[Begin DATA FOR THIS EXERCISE]

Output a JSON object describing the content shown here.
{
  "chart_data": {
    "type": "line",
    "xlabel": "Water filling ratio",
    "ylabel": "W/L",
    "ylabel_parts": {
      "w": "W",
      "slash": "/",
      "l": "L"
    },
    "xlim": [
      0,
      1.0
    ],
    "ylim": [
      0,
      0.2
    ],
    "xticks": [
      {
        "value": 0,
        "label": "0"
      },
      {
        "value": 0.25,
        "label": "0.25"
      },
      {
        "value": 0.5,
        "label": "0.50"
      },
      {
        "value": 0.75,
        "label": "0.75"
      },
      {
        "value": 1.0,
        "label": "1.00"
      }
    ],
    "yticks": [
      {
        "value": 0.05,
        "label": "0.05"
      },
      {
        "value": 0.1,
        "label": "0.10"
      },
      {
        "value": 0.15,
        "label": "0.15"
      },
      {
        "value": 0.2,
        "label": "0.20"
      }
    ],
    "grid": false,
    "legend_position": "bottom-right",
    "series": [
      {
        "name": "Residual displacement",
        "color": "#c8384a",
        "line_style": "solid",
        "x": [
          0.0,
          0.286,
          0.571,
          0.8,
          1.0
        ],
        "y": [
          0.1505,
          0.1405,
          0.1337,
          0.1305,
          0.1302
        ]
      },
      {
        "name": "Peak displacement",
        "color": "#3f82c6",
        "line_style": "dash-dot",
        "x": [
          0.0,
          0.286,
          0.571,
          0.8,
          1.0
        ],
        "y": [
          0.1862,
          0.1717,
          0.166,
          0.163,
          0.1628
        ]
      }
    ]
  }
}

[End DATA FOR THIS EXERCISE]

● TO BE DONE
Filter the records for lines holding the string "name". Copy each one.

● SOLVED EXERCISE
        "name": "Residual displacement",
        "name": "Peak displacement",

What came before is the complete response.